» Short exercise
Repeat the listing in full, preserving every character.

» Records for the exercise
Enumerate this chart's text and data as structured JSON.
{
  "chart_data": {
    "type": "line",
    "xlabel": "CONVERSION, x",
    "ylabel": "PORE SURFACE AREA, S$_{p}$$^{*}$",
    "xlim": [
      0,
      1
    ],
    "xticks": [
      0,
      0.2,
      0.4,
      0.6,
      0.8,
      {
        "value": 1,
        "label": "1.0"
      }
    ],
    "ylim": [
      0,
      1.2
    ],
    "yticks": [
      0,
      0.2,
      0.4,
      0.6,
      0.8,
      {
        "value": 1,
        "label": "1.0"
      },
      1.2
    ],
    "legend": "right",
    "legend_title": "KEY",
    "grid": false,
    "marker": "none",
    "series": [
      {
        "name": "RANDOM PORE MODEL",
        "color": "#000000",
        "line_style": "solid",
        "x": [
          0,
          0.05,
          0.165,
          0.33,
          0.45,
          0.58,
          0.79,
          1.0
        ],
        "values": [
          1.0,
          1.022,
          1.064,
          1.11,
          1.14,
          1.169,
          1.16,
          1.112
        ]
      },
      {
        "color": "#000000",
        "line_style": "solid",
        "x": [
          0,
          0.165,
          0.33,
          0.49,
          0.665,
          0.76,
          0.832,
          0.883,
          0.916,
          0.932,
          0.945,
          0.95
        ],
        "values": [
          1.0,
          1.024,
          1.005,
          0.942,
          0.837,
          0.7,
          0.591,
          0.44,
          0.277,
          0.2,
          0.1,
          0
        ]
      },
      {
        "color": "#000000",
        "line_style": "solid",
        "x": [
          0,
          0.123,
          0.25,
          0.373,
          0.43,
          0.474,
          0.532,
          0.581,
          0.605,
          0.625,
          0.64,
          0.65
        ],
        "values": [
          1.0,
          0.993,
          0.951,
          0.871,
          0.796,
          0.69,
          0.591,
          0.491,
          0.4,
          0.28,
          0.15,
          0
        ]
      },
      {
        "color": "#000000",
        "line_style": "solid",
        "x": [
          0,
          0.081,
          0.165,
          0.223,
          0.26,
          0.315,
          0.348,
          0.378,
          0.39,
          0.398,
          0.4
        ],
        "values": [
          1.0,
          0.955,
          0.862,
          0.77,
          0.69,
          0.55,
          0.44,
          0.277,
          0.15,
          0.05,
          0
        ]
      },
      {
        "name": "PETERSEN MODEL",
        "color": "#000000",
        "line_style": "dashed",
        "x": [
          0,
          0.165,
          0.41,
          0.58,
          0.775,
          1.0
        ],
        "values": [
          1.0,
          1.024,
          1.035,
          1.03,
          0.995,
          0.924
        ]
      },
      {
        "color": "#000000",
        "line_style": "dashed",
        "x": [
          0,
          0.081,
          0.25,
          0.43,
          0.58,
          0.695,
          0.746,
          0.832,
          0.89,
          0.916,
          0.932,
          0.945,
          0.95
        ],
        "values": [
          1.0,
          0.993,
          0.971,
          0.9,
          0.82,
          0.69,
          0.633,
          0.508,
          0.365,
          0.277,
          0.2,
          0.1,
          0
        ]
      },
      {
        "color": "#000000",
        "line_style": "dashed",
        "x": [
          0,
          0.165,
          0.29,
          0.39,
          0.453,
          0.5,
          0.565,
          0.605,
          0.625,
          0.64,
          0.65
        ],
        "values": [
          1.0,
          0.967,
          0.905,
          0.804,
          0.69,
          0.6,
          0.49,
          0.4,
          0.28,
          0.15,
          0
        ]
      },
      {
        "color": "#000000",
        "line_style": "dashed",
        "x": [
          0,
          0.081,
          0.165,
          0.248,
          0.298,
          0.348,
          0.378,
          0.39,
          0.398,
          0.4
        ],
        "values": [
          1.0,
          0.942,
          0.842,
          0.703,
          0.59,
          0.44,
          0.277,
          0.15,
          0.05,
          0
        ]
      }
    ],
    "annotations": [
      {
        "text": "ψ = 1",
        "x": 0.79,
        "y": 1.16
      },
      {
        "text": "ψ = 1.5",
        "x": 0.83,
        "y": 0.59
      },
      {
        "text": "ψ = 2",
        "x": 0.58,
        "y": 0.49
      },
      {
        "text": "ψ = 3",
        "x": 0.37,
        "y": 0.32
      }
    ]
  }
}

» Full solution
Enumerate this chart's text and data as structured JSON.
{
  "chart_data": {
    "type": "line",
    "xlabel": "CONVERSION, x",
    "ylabel": "PORE SURFACE AREA, S$_{p}$$^{*}$",
    "xlim": [
      0,
      1
    ],
    "xticks": [
      0,
      0.2,
      0.4,
      0.6,
      0.8,
      {
        "value": 1,
        "label": "1.0"
      }
    ],
    "ylim": [
      0,
      1.2
    ],
    "yticks": [
      0,
      0.2,
      0.4,
      0.6,
      0.8,
      {
        "value": 1,
        "label": "1.0"
      },
      1.2
    ],
    "legend": "right",
    "legend_title": "KEY",
    "grid": false,
    "marker": "none",
    "series": [
      {
        "name": "RANDOM PORE MODEL",
        "color": "#000000",
        "line_style": "solid",
        "x": [
          0,
          0.05,
          0.165,
          0.33,
          0.45,
          0.58,
          0.79,
          1.0
        ],
        "values": [
          1.0,
          1.022,
          1.064,
          1.11,
          1.14,
          1.169,
          1.16,
          1.112
        ]
      },
      {
        "color": "#000000",
        "line_style": "solid",
        "x": [
          0,
          0.165,
          0.33,
          0.49,
          0.665,
          0.76,
          0.832,
          0.883,
          0.916,
          0.932,
          0.945,
          0.95
        ],
        "values": [
          1.0,
          1.024,
          1.005,
          0.942,
          0.837,
          0.7,
          0.591,
          0.44,
          0.277,
          0.2,
          0.1,
          0
        ]
      },
      {
        "color": "#000000",
        "line_style": "solid",
        "x": [
          0,
          0.123,
          0.25,
          0.373,
          0.43,
          0.474,
          0.532,
          0.581,
          0.605,
          0.625,
          0.64,
          0.65
        ],
        "values": [
          1.0,
          0.993,
          0.951,
          0.871,
          0.796,
          0.69,
          0.591,
          0.491,
          0.4,
          0.28,
          0.15,
          0
        ]
      },
      {
        "color": "#000000",
        "line_style": "solid",
        "x": [
          0,
          0.081,
          0.165,
          0.223,
          0.26,
          0.315,
          0.348,
          0.378,
          0.39,
          0.398,
          0.4
        ],
        "values": [
          1.0,
          0.955,
          0.862,
          0.77,
          0.69,
          0.55,
          0.44,
          0.277,
          0.15,
          0.05,
          0
        ]
      },
      {
        "name": "PETERSEN MODEL",
        "color": "#000000",
        "line_style": "dashed",
        "x": [
          0,
          0.165,
          0.41,
          0.58,
          0.775,
          1.0
        ],
        "values": [
          1.0,
          1.024,
          1.035,
          1.03,
          0.995,
          0.924
        ]
      },
      {
        "color": "#000000",
        "line_style": "dashed",
        "x": [
          0,
          0.081,
          0.25,
          0.43,
          0.58,
          0.695,
          0.746,
          0.832,
          0.89,
          0.916,
          0.932,
          0.945,
          0.95
        ],
        "values": [
          1.0,
          0.993,
          0.971,
          0.9,
          0.82,
          0.69,
          0.633,
          0.508,
          0.365,
          0.277,
          0.2,
          0.1,
          0
        ]
      },
      {
        "color": "#000000",
        "line_style": "dashed",
        "x": [
          0,
          0.165,
          0.29,
          0.39,
          0.453,
          0.5,
          0.565,
          0.605,
          0.625,
          0.64,
          0.65
        ],
        "values": [
          1.0,
          0.967,
          0.905,
          0.804,
          0.69,
          0.6,
          0.49,
          0.4,
          0.28,
          0.15,
          0
        ]
      },
      {
        "color": "#000000",
        "line_style": "dashed",
        "x": [
          0,
          0.081,
          0.165,
          0.248,
          0.298,
          0.348,
          0.378,
          0.39,
          0.398,
          0.4
        ],
        "values": [
          1.0,
          0.942,
          0.842,
          0.703,
          0.59,
          0.44,
          0.277,
          0.15,
          0.05,
          0
        ]
      }
    ],
    "annotations": [
      {
        "text": "ψ = 1",
        "x": 0.79,
        "y": 1.16
      },
      {
        "text": "ψ = 1.5",
        "x": 0.83,
        "y": 0.59
      },
      {
        "text": "ψ = 2",
        "x": 0.58,
        "y": 0.49
      },
      {
        "text": "ψ = 3",
        "x": 0.37,
        "y": 0.32
      }
    ]
  }
}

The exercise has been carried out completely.